- **What you need to do**
Output the data from its first line through the line containing "- reply-author: Paul's" as a JSON list of strings, one string per line, with blank lines omitted.

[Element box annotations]
= = =

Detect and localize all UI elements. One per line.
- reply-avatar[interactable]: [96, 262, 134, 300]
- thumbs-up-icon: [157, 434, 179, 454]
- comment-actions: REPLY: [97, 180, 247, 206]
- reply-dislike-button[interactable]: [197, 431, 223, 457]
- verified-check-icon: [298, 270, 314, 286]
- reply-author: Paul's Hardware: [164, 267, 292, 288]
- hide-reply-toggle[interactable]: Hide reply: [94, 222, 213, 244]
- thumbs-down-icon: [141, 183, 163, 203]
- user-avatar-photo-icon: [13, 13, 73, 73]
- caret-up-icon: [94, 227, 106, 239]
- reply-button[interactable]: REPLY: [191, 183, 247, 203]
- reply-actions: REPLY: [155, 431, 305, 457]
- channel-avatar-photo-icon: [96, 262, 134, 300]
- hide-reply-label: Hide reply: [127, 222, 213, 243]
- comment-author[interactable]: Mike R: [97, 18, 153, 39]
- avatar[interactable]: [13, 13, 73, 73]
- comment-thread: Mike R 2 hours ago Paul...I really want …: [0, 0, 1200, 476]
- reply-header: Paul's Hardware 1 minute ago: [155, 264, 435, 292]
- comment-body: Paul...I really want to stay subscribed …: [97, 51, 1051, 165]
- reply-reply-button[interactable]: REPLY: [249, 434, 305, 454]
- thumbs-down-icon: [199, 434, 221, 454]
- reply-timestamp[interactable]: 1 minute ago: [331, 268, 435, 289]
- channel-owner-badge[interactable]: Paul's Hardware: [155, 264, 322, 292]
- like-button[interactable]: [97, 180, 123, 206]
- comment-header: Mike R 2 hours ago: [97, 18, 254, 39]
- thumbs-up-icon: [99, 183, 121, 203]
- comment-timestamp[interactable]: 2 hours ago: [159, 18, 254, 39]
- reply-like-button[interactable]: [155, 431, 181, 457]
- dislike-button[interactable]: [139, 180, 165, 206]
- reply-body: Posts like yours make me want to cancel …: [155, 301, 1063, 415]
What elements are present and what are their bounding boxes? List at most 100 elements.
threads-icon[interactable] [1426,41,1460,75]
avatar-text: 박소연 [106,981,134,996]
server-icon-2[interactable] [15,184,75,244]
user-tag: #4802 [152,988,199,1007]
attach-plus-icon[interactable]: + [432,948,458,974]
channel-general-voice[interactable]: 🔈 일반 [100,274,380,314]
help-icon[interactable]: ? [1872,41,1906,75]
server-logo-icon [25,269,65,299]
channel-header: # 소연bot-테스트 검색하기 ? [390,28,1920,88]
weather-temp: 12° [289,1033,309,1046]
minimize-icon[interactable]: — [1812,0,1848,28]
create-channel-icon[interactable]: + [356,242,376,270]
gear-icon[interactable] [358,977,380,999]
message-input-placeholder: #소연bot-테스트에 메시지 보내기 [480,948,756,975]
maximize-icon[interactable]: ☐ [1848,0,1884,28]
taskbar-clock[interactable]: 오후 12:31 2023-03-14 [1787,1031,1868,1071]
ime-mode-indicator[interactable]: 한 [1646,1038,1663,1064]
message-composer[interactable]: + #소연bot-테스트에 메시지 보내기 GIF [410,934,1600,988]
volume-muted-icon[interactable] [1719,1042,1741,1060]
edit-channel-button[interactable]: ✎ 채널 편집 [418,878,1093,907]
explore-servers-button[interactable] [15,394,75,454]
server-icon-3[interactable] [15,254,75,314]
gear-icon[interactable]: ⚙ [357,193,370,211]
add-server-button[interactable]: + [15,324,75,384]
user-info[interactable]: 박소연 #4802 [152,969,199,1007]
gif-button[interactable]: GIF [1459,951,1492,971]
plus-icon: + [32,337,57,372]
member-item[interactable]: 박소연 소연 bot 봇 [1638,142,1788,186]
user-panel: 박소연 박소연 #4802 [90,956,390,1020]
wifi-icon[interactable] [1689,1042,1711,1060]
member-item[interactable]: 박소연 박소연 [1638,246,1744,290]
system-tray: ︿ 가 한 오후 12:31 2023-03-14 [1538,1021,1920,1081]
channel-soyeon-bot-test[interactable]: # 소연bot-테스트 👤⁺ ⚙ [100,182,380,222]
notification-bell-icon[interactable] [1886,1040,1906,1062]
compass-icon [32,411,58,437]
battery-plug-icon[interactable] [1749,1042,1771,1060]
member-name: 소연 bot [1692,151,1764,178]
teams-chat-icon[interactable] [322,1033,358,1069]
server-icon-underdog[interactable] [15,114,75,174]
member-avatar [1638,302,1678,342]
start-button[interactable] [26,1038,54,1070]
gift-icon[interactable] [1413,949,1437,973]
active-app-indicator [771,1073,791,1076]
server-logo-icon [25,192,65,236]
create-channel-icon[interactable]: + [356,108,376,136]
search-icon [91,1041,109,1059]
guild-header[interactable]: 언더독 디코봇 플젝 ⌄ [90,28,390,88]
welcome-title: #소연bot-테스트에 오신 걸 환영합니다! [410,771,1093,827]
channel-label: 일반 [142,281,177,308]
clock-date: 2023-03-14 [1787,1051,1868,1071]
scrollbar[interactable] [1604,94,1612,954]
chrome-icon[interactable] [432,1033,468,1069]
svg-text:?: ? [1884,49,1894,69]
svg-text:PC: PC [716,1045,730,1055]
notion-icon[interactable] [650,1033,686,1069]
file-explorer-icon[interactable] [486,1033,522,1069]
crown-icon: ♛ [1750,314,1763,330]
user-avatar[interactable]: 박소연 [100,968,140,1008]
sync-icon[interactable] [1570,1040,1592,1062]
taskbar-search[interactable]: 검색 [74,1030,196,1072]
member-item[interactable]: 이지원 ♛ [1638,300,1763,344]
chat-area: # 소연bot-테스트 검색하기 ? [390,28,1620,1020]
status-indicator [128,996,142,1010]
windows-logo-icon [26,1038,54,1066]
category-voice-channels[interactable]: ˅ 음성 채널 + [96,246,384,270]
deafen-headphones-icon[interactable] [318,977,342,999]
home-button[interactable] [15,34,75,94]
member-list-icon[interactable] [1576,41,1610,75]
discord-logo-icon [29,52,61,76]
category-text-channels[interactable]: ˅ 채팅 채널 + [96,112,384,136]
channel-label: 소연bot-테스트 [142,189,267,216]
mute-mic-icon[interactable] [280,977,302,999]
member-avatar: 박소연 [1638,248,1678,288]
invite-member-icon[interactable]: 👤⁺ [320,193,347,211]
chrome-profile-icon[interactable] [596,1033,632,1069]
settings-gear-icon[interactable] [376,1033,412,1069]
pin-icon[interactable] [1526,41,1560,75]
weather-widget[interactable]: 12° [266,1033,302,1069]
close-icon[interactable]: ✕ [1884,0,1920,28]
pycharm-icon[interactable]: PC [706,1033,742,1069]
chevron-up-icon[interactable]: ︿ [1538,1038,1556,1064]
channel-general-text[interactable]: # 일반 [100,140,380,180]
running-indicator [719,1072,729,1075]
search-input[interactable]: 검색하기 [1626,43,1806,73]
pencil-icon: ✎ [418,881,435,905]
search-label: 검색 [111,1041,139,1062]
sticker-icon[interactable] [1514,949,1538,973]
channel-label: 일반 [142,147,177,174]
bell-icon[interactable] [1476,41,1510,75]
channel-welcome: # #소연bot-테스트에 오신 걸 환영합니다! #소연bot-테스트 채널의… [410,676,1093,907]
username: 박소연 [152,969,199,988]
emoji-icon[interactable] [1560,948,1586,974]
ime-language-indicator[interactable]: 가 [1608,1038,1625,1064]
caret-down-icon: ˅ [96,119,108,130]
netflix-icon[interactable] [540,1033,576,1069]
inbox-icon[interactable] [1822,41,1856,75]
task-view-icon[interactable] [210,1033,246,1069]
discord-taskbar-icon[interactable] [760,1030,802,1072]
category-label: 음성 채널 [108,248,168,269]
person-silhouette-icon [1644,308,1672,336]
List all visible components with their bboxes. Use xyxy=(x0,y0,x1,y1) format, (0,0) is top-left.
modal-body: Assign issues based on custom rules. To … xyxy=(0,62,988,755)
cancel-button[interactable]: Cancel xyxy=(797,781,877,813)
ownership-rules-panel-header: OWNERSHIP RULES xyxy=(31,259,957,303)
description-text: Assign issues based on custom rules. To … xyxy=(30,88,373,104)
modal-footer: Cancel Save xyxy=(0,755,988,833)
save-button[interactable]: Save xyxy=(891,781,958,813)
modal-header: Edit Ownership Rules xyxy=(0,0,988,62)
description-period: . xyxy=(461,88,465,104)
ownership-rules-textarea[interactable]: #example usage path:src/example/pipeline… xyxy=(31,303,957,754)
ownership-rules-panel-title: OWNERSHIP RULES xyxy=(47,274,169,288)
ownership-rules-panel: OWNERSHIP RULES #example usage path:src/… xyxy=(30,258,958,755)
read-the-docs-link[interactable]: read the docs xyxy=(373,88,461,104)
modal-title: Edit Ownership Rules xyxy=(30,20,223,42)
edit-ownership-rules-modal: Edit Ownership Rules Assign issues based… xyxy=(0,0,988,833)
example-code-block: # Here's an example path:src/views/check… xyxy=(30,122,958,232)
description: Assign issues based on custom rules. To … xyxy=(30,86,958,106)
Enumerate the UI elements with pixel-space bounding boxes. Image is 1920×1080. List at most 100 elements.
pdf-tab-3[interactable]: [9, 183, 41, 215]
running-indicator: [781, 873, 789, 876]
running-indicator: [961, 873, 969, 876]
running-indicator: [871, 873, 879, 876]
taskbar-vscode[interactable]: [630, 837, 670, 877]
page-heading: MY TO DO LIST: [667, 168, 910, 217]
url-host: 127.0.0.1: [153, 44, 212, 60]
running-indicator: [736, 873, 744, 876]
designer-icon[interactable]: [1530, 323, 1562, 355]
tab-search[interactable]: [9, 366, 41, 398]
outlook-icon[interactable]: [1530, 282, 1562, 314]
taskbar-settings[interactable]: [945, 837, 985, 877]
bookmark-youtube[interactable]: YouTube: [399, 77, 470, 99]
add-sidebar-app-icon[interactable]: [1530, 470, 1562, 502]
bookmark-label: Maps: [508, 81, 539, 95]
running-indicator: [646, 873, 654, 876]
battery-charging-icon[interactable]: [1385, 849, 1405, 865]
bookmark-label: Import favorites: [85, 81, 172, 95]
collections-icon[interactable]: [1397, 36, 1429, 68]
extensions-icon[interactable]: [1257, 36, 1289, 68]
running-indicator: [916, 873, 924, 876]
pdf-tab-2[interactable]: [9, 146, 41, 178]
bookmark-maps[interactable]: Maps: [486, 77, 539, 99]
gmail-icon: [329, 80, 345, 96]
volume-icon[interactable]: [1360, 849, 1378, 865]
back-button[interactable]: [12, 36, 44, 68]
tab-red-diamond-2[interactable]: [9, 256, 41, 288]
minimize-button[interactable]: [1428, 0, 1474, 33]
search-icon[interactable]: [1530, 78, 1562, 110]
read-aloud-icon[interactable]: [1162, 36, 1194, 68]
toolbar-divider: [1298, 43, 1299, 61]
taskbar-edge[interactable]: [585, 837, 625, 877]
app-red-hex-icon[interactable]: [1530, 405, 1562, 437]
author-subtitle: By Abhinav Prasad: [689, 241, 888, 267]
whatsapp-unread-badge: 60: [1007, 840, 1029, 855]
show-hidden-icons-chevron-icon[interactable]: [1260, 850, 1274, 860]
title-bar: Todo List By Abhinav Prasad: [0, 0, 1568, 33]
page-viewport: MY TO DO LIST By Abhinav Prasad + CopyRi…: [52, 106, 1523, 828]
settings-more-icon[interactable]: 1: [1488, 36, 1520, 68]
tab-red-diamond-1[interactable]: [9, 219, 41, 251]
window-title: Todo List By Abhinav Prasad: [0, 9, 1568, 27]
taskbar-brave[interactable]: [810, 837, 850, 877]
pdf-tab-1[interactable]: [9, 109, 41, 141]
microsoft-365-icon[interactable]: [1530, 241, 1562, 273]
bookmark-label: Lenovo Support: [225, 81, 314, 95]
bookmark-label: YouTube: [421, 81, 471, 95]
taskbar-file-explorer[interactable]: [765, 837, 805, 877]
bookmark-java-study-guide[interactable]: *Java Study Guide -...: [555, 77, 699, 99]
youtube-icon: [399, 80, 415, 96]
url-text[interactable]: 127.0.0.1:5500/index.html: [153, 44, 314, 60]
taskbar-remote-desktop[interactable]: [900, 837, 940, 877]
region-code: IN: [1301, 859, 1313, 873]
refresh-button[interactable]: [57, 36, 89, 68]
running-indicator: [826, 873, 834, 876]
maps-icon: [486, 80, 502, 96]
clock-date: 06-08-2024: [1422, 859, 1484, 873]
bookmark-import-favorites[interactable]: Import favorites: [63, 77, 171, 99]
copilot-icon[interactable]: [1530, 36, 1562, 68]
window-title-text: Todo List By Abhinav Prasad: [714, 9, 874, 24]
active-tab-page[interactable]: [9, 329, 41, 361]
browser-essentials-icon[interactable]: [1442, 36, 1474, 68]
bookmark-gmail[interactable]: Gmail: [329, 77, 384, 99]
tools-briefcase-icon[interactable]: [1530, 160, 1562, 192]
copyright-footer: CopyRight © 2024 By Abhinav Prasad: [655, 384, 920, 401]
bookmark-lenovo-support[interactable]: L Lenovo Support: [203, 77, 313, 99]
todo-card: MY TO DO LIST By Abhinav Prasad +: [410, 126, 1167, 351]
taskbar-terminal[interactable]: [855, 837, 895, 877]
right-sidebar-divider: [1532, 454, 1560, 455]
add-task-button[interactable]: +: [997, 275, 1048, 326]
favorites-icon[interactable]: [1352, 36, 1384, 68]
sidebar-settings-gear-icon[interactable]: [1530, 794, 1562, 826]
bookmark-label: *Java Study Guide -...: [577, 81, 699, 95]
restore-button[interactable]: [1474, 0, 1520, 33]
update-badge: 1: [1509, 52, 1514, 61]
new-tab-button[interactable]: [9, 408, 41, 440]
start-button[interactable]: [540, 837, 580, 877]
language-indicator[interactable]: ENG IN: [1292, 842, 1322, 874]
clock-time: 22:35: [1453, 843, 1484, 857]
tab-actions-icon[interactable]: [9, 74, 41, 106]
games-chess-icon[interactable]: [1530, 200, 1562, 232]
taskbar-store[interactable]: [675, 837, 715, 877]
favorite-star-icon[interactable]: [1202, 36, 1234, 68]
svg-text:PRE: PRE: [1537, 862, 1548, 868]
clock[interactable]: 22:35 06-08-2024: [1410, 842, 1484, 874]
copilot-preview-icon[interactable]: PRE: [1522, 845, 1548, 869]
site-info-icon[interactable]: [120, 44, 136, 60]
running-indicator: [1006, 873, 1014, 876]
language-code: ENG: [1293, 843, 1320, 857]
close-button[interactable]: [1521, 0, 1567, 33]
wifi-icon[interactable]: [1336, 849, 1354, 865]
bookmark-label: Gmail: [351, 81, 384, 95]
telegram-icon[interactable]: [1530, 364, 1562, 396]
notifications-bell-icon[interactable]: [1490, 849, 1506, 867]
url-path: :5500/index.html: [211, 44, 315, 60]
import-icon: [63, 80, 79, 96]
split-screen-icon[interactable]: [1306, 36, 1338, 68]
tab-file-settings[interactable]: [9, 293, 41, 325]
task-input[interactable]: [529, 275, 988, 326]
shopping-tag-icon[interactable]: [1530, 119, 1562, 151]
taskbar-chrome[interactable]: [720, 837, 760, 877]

= = =

- **The result**
[
  "Detect and localize all UI elements. One per line.",
  "- reply-avatar[interactable]: [96, 262, 134, 300]",
  "- thumbs-up-icon: [157, 434, 179, 454]",
  "- comment-actions: REPLY: [97, 180, 247, 206]",
  "- reply-dislike-button[interactable]: [197, 431, 223, 457]",
  "- verified-check-icon: [298, 270, 314, 286]",
  "- reply-author: Paul's Hardware: [164, 267, 292, 288]"
]